- [What the task asks]: Reproduce every entry that follows word for word, but omit the images.
►
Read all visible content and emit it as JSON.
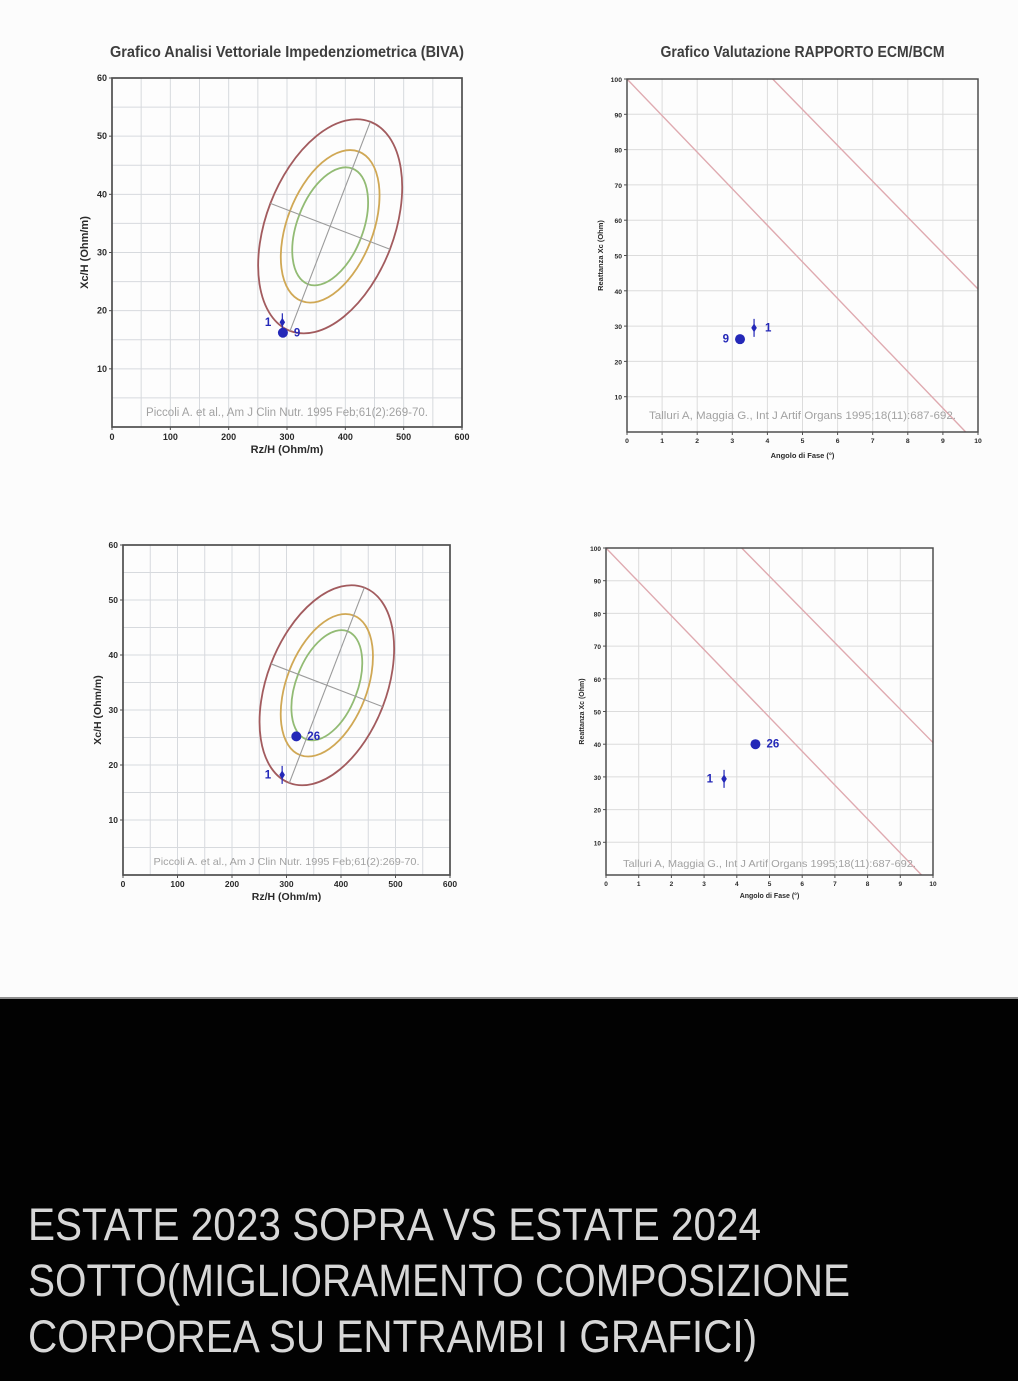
{
  "page": {
    "background": "#fcfcfc"
  },
  "caption": {
    "text": "ESTATE 2023 SOPRA VS ESTATE 2024 SOTTO(MIGLIORAMENTO COMPOSIZIONE CORPOREA SU ENTRAMBI I GRAFICI)",
    "background": "#020202",
    "color": "#d7d7d7",
    "divider_color": "#8e8e8e"
  },
  "style": {
    "frame": "#4e4e4e",
    "tick_color": "#2a2a2a",
    "title_color": "#3e3e3e",
    "citation_color": "#a2a2a2",
    "point_color": "#2428b8",
    "plot_background": "#fdfdfd"
  },
  "chart_data": [
    {
      "id": "biva-estate-2023",
      "type": "scatter",
      "title": "Grafico Analisi Vettoriale Impedenziometrica (BIVA)",
      "xlabel": "Rz/H (Ohm/m)",
      "ylabel": "Xc/H (Ohm/m)",
      "citation": "Piccoli A. et al., Am J Clin Nutr. 1995 Feb;61(2):269-70.",
      "xlim": [
        0,
        600
      ],
      "ylim": [
        0,
        60
      ],
      "xticks": [
        0,
        100,
        200,
        300,
        400,
        500,
        600
      ],
      "yticks": [
        10,
        20,
        30,
        40,
        50,
        60
      ],
      "xgrid_step": 50,
      "ygrid_step": 5,
      "grid_color": "#d7dade",
      "tolerance_ellipses": {
        "center": [
          374,
          34.5
        ],
        "angle_deg": 69,
        "axis_line_color": "#9b9b9b",
        "levels": [
          {
            "level": "95%",
            "color": "#a25b5e",
            "a_frac": 0.32,
            "b_frac": 0.183
          },
          {
            "level": "75%",
            "color": "#d0a855",
            "a_frac": 0.2286,
            "b_frac": 0.123
          },
          {
            "level": "50%",
            "color": "#92bb74",
            "a_frac": 0.177,
            "b_frac": 0.094
          }
        ]
      },
      "points": [
        {
          "label": "1",
          "x": 292,
          "y": 18.0,
          "marker": "diamond",
          "label_side": "left"
        },
        {
          "label": "9",
          "x": 293,
          "y": 16.2,
          "marker": "circle",
          "label_side": "right"
        }
      ]
    },
    {
      "id": "ecm-estate-2023",
      "type": "scatter",
      "title": "Grafico Valutazione RAPPORTO ECM/BCM",
      "xlabel": "Angolo di Fase (°)",
      "ylabel": "Reattanza Xc  (Ohm)",
      "citation": "Talluri A, Maggia G., Int J Artif Organs 1995;18(11):687-692.",
      "xlim": [
        0,
        10
      ],
      "ylim": [
        0,
        100
      ],
      "xticks": [
        0,
        1,
        2,
        3,
        4,
        5,
        6,
        7,
        8,
        9,
        10
      ],
      "yticks": [
        10,
        20,
        30,
        40,
        50,
        60,
        70,
        80,
        90,
        100
      ],
      "xgrid_step": 1,
      "ygrid_step": 10,
      "grid_color": "#dcdcdc",
      "ref_lines": [
        {
          "x1": 0,
          "y1": 100,
          "x2": 9.65,
          "y2": 0,
          "color": "#dfaab0"
        },
        {
          "x1": 4.15,
          "y1": 100,
          "x2": 10,
          "y2": 40.5,
          "color": "#dfaab0"
        }
      ],
      "points": [
        {
          "label": "9",
          "x": 3.22,
          "y": 26.3,
          "marker": "circle",
          "label_side": "left"
        },
        {
          "label": "1",
          "x": 3.62,
          "y": 29.5,
          "marker": "diamond",
          "label_side": "right"
        }
      ]
    },
    {
      "id": "biva-estate-2024",
      "type": "scatter",
      "title": "",
      "xlabel": "Rz/H (Ohm/m)",
      "ylabel": "Xc/H (Ohm/m)",
      "citation": "Piccoli A. et al., Am J Clin Nutr. 1995 Feb;61(2):269-70.",
      "xlim": [
        0,
        600
      ],
      "ylim": [
        0,
        60
      ],
      "xticks": [
        0,
        100,
        200,
        300,
        400,
        500,
        600
      ],
      "yticks": [
        10,
        20,
        30,
        40,
        50,
        60
      ],
      "xgrid_step": 50,
      "ygrid_step": 5,
      "grid_color": "#d7dade",
      "tolerance_ellipses": {
        "center": [
          374,
          34.5
        ],
        "angle_deg": 69,
        "axis_line_color": "#9b9b9b",
        "levels": [
          {
            "level": "95%",
            "color": "#a25b5e",
            "a_frac": 0.32,
            "b_frac": 0.183
          },
          {
            "level": "75%",
            "color": "#d0a855",
            "a_frac": 0.2286,
            "b_frac": 0.123
          },
          {
            "level": "50%",
            "color": "#92bb74",
            "a_frac": 0.177,
            "b_frac": 0.094
          }
        ]
      },
      "points": [
        {
          "label": "1",
          "x": 292,
          "y": 18.2,
          "marker": "diamond",
          "label_side": "left"
        },
        {
          "label": "26",
          "x": 318,
          "y": 25.2,
          "marker": "circle",
          "label_side": "right"
        }
      ]
    },
    {
      "id": "ecm-estate-2024",
      "type": "scatter",
      "title": "",
      "xlabel": "Angolo di Fase (°)",
      "ylabel": "Reattanza Xc  (Ohm)",
      "citation": "Talluri A, Maggia G., Int J Artif Organs 1995;18(11):687-692.",
      "xlim": [
        0,
        10
      ],
      "ylim": [
        0,
        100
      ],
      "xticks": [
        0,
        1,
        2,
        3,
        4,
        5,
        6,
        7,
        8,
        9,
        10
      ],
      "yticks": [
        10,
        20,
        30,
        40,
        50,
        60,
        70,
        80,
        90,
        100
      ],
      "xgrid_step": 1,
      "ygrid_step": 10,
      "grid_color": "#dcdcdc",
      "ref_lines": [
        {
          "x1": 0,
          "y1": 100,
          "x2": 9.65,
          "y2": 0,
          "color": "#dfaab0"
        },
        {
          "x1": 4.15,
          "y1": 100,
          "x2": 10,
          "y2": 40.5,
          "color": "#dfaab0"
        }
      ],
      "points": [
        {
          "label": "1",
          "x": 3.61,
          "y": 29.4,
          "marker": "diamond",
          "label_side": "left"
        },
        {
          "label": "26",
          "x": 4.57,
          "y": 40.0,
          "marker": "circle",
          "label_side": "right"
        }
      ]
    }
  ]
}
◄
- [Expected answer]:
Read all visible content and emit it as JSON.
{
  "page": {
    "background": "#fcfcfc"
  },
  "caption": {
    "text": "ESTATE 2023 SOPRA VS ESTATE 2024 SOTTO(MIGLIORAMENTO COMPOSIZIONE CORPOREA SU ENTRAMBI I GRAFICI)",
    "background": "#020202",
    "color": "#d7d7d7",
    "divider_color": "#8e8e8e"
  },
  "style": {
    "frame": "#4e4e4e",
    "tick_color": "#2a2a2a",
    "title_color": "#3e3e3e",
    "citation_color": "#a2a2a2",
    "point_color": "#2428b8",
    "plot_background": "#fdfdfd"
  },
  "chart_data": [
    {
      "id": "biva-estate-2023",
      "type": "scatter",
      "title": "Grafico Analisi Vettoriale Impedenziometrica (BIVA)",
      "xlabel": "Rz/H (Ohm/m)",
      "ylabel": "Xc/H (Ohm/m)",
      "citation": "Piccoli A. et al., Am J Clin Nutr. 1995 Feb;61(2):269-70.",
      "xlim": [
        0,
        600
      ],
      "ylim": [
        0,
        60
      ],
      "xticks": [
        0,
        100,
        200,
        300,
        400,
        500,
        600
      ],
      "yticks": [
        10,
        20,
        30,
        40,
        50,
        60
      ],
      "xgrid_step": 50,
      "ygrid_step": 5,
      "grid_color": "#d7dade",
      "tolerance_ellipses": {
        "center": [
          374,
          34.5
        ],
        "angle_deg": 69,
        "axis_line_color": "#9b9b9b",
        "levels": [
          {
            "level": "95%",
            "color": "#a25b5e",
            "a_frac": 0.32,
            "b_frac": 0.183
          },
          {
            "level": "75%",
            "color": "#d0a855",
            "a_frac": 0.2286,
            "b_frac": 0.123
          },
          {
            "level": "50%",
            "color": "#92bb74",
            "a_frac": 0.177,
            "b_frac": 0.094
          }
        ]
      },
      "points": [
        {
          "label": "1",
          "x": 292,
          "y": 18.0,
          "marker": "diamond",
          "label_side": "left"
        },
        {
          "label": "9",
          "x": 293,
          "y": 16.2,
          "marker": "circle",
          "label_side": "right"
        }
      ]
    },
    {
      "id": "ecm-estate-2023",
      "type": "scatter",
      "title": "Grafico Valutazione RAPPORTO ECM/BCM",
      "xlabel": "Angolo di Fase (°)",
      "ylabel": "Reattanza Xc  (Ohm)",
      "citation": "Talluri A, Maggia G., Int J Artif Organs 1995;18(11):687-692.",
      "xlim": [
        0,
        10
      ],
      "ylim": [
        0,
        100
      ],
      "xticks": [
        0,
        1,
        2,
        3,
        4,
        5,
        6,
        7,
        8,
        9,
        10
      ],
      "yticks": [
        10,
        20,
        30,
        40,
        50,
        60,
        70,
        80,
        90,
        100
      ],
      "xgrid_step": 1,
      "ygrid_step": 10,
      "grid_color": "#dcdcdc",
      "ref_lines": [
        {
          "x1": 0,
          "y1": 100,
          "x2": 9.65,
          "y2": 0,
          "color": "#dfaab0"
        },
        {
          "x1": 4.15,
          "y1": 100,
          "x2": 10,
          "y2": 40.5,
          "color": "#dfaab0"
        }
      ],
      "points": [
        {
          "label": "9",
          "x": 3.22,
          "y": 26.3,
          "marker": "circle",
          "label_side": "left"
        },
        {
          "label": "1",
          "x": 3.62,
          "y": 29.5,
          "marker": "diamond",
          "label_side": "right"
        }
      ]
    },
    {
      "id": "biva-estate-2024",
      "type": "scatter",
      "title": "",
      "xlabel": "Rz/H (Ohm/m)",
      "ylabel": "Xc/H (Ohm/m)",
      "citation": "Piccoli A. et al., Am J Clin Nutr. 1995 Feb;61(2):269-70.",
      "xlim": [
        0,
        600
      ],
      "ylim": [
        0,
        60
      ],
      "xticks": [
        0,
        100,
        200,
        300,
        400,
        500,
        600
      ],
      "yticks": [
        10,
        20,
        30,
        40,
        50,
        60
      ],
      "xgrid_step": 50,
      "ygrid_step": 5,
      "grid_color": "#d7dade",
      "tolerance_ellipses": {
        "center": [
          374,
          34.5
        ],
        "angle_deg": 69,
        "axis_line_color": "#9b9b9b",
        "levels": [
          {
            "level": "95%",
            "color": "#a25b5e",
            "a_frac": 0.32,
            "b_frac": 0.183
          },
          {
            "level": "75%",
            "color": "#d0a855",
            "a_frac": 0.2286,
            "b_frac": 0.123
          },
          {
            "level": "50%",
            "color": "#92bb74",
            "a_frac": 0.177,
            "b_frac": 0.094
          }
        ]
      },
      "points": [
        {
          "label": "1",
          "x": 292,
          "y": 18.2,
          "marker": "diamond",
          "label_side": "left"
        },
        {
          "label": "26",
          "x": 318,
          "y": 25.2,
          "marker": "circle",
          "label_side": "right"
        }
      ]
    },
    {
      "id": "ecm-estate-2024",
      "type": "scatter",
      "title": "",
      "xlabel": "Angolo di Fase (°)",
      "ylabel": "Reattanza Xc  (Ohm)",
      "citation": "Talluri A, Maggia G., Int J Artif Organs 1995;18(11):687-692.",
      "xlim": [
        0,
        10
      ],
      "ylim": [
        0,
        100
      ],
      "xticks": [
        0,
        1,
        2,
        3,
        4,
        5,
        6,
        7,
        8,
        9,
        10
      ],
      "yticks": [
        10,
        20,
        30,
        40,
        50,
        60,
        70,
        80,
        90,
        100
      ],
      "xgrid_step": 1,
      "ygrid_step": 10,
      "grid_color": "#dcdcdc",
      "ref_lines": [
        {
          "x1": 0,
          "y1": 100,
          "x2": 9.65,
          "y2": 0,
          "color": "#dfaab0"
        },
        {
          "x1": 4.15,
          "y1": 100,
          "x2": 10,
          "y2": 40.5,
          "color": "#dfaab0"
        }
      ],
      "points": [
        {
          "label": "1",
          "x": 3.61,
          "y": 29.4,
          "marker": "diamond",
          "label_side": "left"
        },
        {
          "label": "26",
          "x": 4.57,
          "y": 40.0,
          "marker": "circle",
          "label_side": "right"
        }
      ]
    }
  ]
}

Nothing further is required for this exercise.